→ **DOCUMENT SECTION**
Our project, "From local production to global screens: How the film industry reflects globalization", seeks to reveal how cinema mirrors the broader process of globalization across three key dimensions: economic, cultural, and population. Motivated by a desire to make globalization more engaging, we position ourselves as a history teacher passionate about cinema. This passion-driven approach aims to transform the often dry topic of globalization into a captivating dialogue between a teacher and their class, featuring a particularly challenging student and an intelligent, insightful one. Economically, our project examines how co-productions and box office trends reflect global trade in the film industry. Culturally, we explore how film genres and iconic characters transcend borders, revealing cultural exchanges. In terms of population, we analyze actor diversity to highlight increased global mobility. Our motivation is to tell the story of cinema's role in fostering a more interconnected and culturally blended world.
-
Economic Globalization
- Is the movie industry representative of the economic aspect of globalization? For example, how did the number of movie co-productions between countries evolve?
- What is the impact of an international co-production on the budget allocated to each movie?
- How does the movie industry highlight the globalization of culture?
-
Cultural Globalization
- Can we see a uniformization of the culture through the evolution of the genres and topics of the movies that are produced?
- Can we see the cultural influence that some regions of the world have on others?
- Are there some movie characters that originate from a country and are also present in foreign movies?
- Are there movie summaries that mention foreign countries or regions and how did it evolve over time?
-
Population Mobility
- Does the diversity of actors' ethnicity in each movie increase over time?
- Can we see an increasing number of actors that take part in movies produced by different countries?
- Considering the number of translations available, where do the films that reach the largest audiences originate from?

→ **DATA ENTRIES**
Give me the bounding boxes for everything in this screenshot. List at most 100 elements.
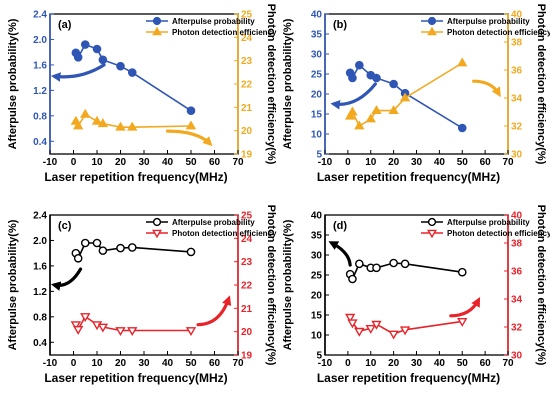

==

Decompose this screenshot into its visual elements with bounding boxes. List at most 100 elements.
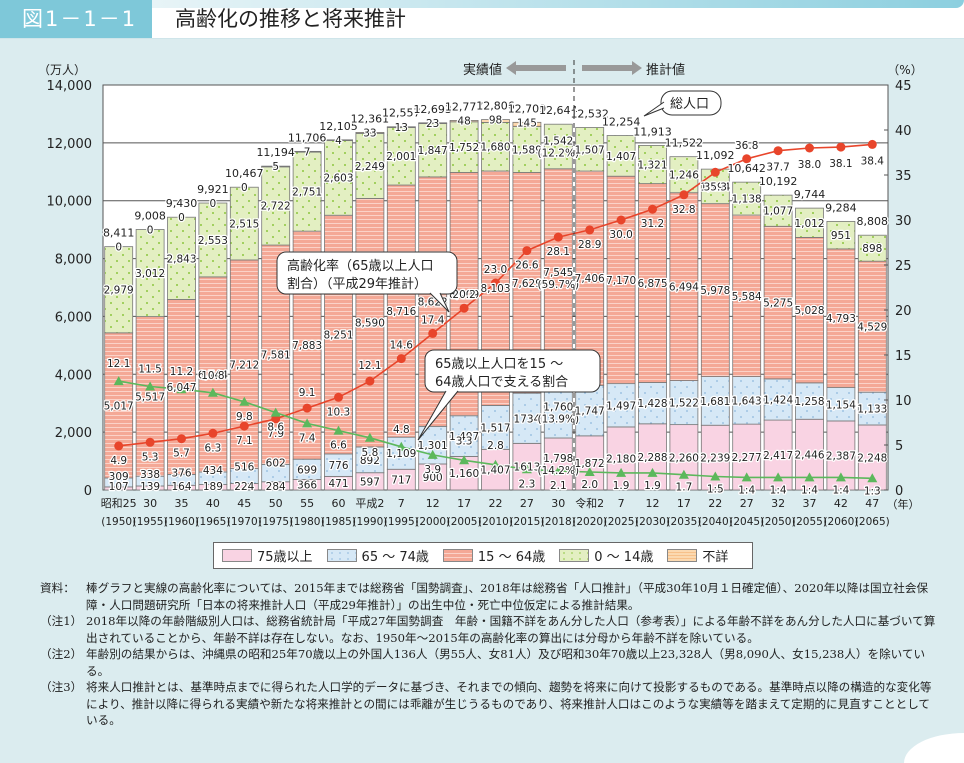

→ **EXERCISE BRIEF**
Condense the paragraph of the project description that begins "Our project, "From local production to global screens" into a bulleted list that keeps its main facts. The material is independent of the project description.

→ **CORRECT RESPONSE**
- Project title: "From local production to global screens: How the film industry reflects globalization"
- Aim: show how cinema mirrors globalization across three dimensions: economic, cultural, and population
- Approach: the authors take the role of a history teacher passionate about cinema. They present globalization as a dialogue with a class that includes a particularly challenging student and an intelligent, insightful one.
- Economic dimension: co-productions and box office trends as reflections of global trade in the film industry
- Cultural dimension: film genres and iconic characters that cross borders, revealing cultural exchanges
- Population dimension: actor diversity as evidence of increased global mobility
- Motivation: tell the story of cinema's role in fostering a more interconnected and culturally blended world